### Work instructions
Go through the entries below and write each one out exactly.
··· Source material ···
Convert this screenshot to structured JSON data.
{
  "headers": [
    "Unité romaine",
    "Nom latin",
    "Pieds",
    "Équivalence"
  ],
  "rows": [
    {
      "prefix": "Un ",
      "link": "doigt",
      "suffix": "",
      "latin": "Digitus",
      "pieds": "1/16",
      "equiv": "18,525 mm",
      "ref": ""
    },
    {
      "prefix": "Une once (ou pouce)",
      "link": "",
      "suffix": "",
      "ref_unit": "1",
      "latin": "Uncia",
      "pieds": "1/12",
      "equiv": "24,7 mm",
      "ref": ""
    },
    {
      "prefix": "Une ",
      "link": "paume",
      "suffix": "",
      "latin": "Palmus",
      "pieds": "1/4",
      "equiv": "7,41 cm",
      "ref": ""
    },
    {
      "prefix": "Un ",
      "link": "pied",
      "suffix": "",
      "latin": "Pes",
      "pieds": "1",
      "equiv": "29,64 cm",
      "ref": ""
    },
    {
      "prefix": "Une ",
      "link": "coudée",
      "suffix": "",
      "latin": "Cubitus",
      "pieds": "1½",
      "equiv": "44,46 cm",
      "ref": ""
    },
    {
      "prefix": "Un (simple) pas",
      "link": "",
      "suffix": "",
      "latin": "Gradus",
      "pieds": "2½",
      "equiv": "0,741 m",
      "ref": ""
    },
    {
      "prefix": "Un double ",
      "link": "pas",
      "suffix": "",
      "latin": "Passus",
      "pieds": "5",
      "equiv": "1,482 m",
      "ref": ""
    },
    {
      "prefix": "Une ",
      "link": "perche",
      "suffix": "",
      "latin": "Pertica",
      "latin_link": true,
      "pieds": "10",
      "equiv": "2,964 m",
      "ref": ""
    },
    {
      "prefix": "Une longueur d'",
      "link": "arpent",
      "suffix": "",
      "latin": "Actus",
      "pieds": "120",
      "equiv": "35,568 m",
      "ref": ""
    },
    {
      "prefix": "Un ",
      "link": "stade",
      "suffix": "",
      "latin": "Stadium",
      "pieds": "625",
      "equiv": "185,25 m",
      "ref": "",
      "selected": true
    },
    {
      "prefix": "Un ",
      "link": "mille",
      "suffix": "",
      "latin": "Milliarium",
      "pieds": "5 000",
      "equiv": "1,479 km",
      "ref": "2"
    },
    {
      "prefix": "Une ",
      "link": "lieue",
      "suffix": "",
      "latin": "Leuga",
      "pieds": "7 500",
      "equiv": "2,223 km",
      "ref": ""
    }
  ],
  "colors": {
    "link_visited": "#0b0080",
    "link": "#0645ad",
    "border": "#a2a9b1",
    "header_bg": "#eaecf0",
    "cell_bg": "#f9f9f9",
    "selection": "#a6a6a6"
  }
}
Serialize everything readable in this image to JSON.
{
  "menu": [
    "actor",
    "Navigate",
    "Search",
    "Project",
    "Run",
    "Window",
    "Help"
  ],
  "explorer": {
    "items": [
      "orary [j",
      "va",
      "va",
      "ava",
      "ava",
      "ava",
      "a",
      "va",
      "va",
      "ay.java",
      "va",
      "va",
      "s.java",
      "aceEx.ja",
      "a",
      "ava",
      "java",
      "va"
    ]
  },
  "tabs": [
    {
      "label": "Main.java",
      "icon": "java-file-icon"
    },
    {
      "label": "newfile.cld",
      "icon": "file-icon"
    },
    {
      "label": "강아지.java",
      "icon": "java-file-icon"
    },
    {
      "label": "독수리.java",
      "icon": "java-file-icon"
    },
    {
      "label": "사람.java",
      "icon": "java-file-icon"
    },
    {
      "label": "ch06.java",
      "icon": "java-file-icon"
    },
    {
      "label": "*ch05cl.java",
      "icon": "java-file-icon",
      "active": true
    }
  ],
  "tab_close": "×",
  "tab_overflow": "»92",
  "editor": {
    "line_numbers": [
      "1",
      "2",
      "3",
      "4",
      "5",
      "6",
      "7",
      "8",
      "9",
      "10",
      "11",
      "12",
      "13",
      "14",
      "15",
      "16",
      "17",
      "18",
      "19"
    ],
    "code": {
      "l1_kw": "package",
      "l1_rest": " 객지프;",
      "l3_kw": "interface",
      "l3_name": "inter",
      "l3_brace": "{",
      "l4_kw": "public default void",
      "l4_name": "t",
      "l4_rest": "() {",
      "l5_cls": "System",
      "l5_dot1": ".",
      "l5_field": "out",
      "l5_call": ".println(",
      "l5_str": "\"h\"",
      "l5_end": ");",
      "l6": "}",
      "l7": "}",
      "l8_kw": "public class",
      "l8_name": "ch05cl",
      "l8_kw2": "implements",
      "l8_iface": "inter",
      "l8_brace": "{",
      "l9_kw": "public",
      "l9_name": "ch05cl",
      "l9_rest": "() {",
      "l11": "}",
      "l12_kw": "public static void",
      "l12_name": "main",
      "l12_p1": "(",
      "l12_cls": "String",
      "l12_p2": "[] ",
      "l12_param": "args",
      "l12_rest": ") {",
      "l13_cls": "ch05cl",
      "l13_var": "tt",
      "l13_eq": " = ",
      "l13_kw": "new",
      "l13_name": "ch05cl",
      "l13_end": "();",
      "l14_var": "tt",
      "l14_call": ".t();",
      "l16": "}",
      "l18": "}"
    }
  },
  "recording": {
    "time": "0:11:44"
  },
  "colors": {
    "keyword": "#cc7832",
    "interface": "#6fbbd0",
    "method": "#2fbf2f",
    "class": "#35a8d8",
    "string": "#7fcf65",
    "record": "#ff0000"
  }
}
···
### Result of this exercise
Convert this screenshot to structured JSON data.
{
  "headers": [
    "Unité romaine",
    "Nom latin",
    "Pieds",
    "Équivalence"
  ],
  "rows": [
    {
      "prefix": "Un ",
      "link": "doigt",
      "suffix": "",
      "latin": "Digitus",
      "pieds": "1/16",
      "equiv": "18,525 mm",
      "ref": ""
    },
    {
      "prefix": "Une once (ou pouce)",
      "link": "",
      "suffix": "",
      "ref_unit": "1",
      "latin": "Uncia",
      "pieds": "1/12",
      "equiv": "24,7 mm",
      "ref": ""
    },
    {
      "prefix": "Une ",
      "link": "paume",
      "suffix": "",
      "latin": "Palmus",
      "pieds": "1/4",
      "equiv": "7,41 cm",
      "ref": ""
    },
    {
      "prefix": "Un ",
      "link": "pied",
      "suffix": "",
      "latin": "Pes",
      "pieds": "1",
      "equiv": "29,64 cm",
      "ref": ""
    },
    {
      "prefix": "Une ",
      "link": "coudée",
      "suffix": "",
      "latin": "Cubitus",
      "pieds": "1½",
      "equiv": "44,46 cm",
      "ref": ""
    },
    {
      "prefix": "Un (simple) pas",
      "link": "",
      "suffix": "",
      "latin": "Gradus",
      "pieds": "2½",
      "equiv": "0,741 m",
      "ref": ""
    },
    {
      "prefix": "Un double ",
      "link": "pas",
      "suffix": "",
      "latin": "Passus",
      "pieds": "5",
      "equiv": "1,482 m",
      "ref": ""
    },
    {
      "prefix": "Une ",
      "link": "perche",
      "suffix": "",
      "latin": "Pertica",
      "latin_link": true,
      "pieds": "10",
      "equiv": "2,964 m",
      "ref": ""
    },
    {
      "prefix": "Une longueur d'",
      "link": "arpent",
      "suffix": "",
      "latin": "Actus",
      "pieds": "120",
      "equiv": "35,568 m",
      "ref": ""
    },
    {
      "prefix": "Un ",
      "link": "stade",
      "suffix": "",
      "latin": "Stadium",
      "pieds": "625",
      "equiv": "185,25 m",
      "ref": "",
      "selected": true
    },
    {
      "prefix": "Un ",
      "link": "mille",
      "suffix": "",
      "latin": "Milliarium",
      "pieds": "5 000",
      "equiv": "1,479 km",
      "ref": "2"
    },
    {
      "prefix": "Une ",
      "link": "lieue",
      "suffix": "",
      "latin": "Leuga",
      "pieds": "7 500",
      "equiv": "2,223 km",
      "ref": ""
    }
  ],
  "colors": {
    "link_visited": "#0b0080",
    "link": "#0645ad",
    "border": "#a2a9b1",
    "header_bg": "#eaecf0",
    "cell_bg": "#f9f9f9",
    "selection": "#a6a6a6"
  }
}
Serialize everything readable in this image to JSON.
{
  "menu": [
    "actor",
    "Navigate",
    "Search",
    "Project",
    "Run",
    "Window",
    "Help"
  ],
  "explorer": {
    "items": [
      "orary [j",
      "va",
      "va",
      "ava",
      "ava",
      "ava",
      "a",
      "va",
      "va",
      "ay.java",
      "va",
      "va",
      "s.java",
      "aceEx.ja",
      "a",
      "ava",
      "java",
      "va"
    ]
  },
  "tabs": [
    {
      "label": "Main.java",
      "icon": "java-file-icon"
    },
    {
      "label": "newfile.cld",
      "icon": "file-icon"
    },
    {
      "label": "강아지.java",
      "icon": "java-file-icon"
    },
    {
      "label": "독수리.java",
      "icon": "java-file-icon"
    },
    {
      "label": "사람.java",
      "icon": "java-file-icon"
    },
    {
      "label": "ch06.java",
      "icon": "java-file-icon"
    },
    {
      "label": "*ch05cl.java",
      "icon": "java-file-icon",
      "active": true
    }
  ],
  "tab_close": "×",
  "tab_overflow": "»92",
  "editor": {
    "line_numbers": [
      "1",
      "2",
      "3",
      "4",
      "5",
      "6",
      "7",
      "8",
      "9",
      "10",
      "11",
      "12",
      "13",
      "14",
      "15",
      "16",
      "17",
      "18",
      "19"
    ],
    "code": {
      "l1_kw": "package",
      "l1_rest": " 객지프;",
      "l3_kw": "interface",
      "l3_name": "inter",
      "l3_brace": "{",
      "l4_kw": "public default void",
      "l4_name": "t",
      "l4_rest": "() {",
      "l5_cls": "System",
      "l5_dot1": ".",
      "l5_field": "out",
      "l5_call": ".println(",
      "l5_str": "\"h\"",
      "l5_end": ");",
      "l6": "}",
      "l7": "}",
      "l8_kw": "public class",
      "l8_name": "ch05cl",
      "l8_kw2": "implements",
      "l8_iface": "inter",
      "l8_brace": "{",
      "l9_kw": "public",
      "l9_name": "ch05cl",
      "l9_rest": "() {",
      "l11": "}",
      "l12_kw": "public static void",
      "l12_name": "main",
      "l12_p1": "(",
      "l12_cls": "String",
      "l12_p2": "[] ",
      "l12_param": "args",
      "l12_rest": ") {",
      "l13_cls": "ch05cl",
      "l13_var": "tt",
      "l13_eq": " = ",
      "l13_kw": "new",
      "l13_name": "ch05cl",
      "l13_end": "();",
      "l14_var": "tt",
      "l14_call": ".t();",
      "l16": "}",
      "l18": "}"
    }
  },
  "recording": {
    "time": "0:11:44"
  },
  "colors": {
    "keyword": "#cc7832",
    "interface": "#6fbbd0",
    "method": "#2fbf2f",
    "class": "#35a8d8",
    "string": "#7fcf65",
    "record": "#ff0000"
  }
}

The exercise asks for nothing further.